» Exercise goal: Every record here should be printed again exactly.

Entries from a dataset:
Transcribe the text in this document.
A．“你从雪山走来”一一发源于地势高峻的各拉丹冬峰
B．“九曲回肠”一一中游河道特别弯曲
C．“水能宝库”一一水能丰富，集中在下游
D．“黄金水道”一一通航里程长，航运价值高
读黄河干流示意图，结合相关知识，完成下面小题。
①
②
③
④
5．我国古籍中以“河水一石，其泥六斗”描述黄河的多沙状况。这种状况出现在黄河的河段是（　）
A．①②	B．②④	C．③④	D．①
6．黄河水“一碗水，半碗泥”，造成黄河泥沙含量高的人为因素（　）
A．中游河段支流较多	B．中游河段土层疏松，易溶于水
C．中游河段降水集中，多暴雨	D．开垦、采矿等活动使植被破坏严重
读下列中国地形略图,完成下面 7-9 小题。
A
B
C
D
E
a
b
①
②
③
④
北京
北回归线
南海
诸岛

» Output for this exercise:
Transcribe the text in this document.
A．“你从雪山走来”一一发源于地势高峻的各拉丹冬峰
B．“九曲回肠”一一中游河道特别弯曲
C．“水能宝库”一一水能丰富，集中在下游
D．“黄金水道”一一通航里程长，航运价值高
读黄河干流示意图，结合相关知识，完成下面小题。
①
②
③
④
5．我国古籍中以“河水一石，其泥六斗”描述黄河的多沙状况。这种状况出现在黄河的河段是（　）
A．①②	B．②④	C．③④	D．①
6．黄河水“一碗水，半碗泥”，造成黄河泥沙含量高的人为因素（　）
A．中游河段支流较多	B．中游河段土层疏松，易溶于水
C．中游河段降水集中，多暴雨	D．开垦、采矿等活动使植被破坏严重
读下列中国地形略图,完成下面 7-9 小题。
A
B
C
D
E
a
b
①
②
③
④
北京
北回归线
南海
诸岛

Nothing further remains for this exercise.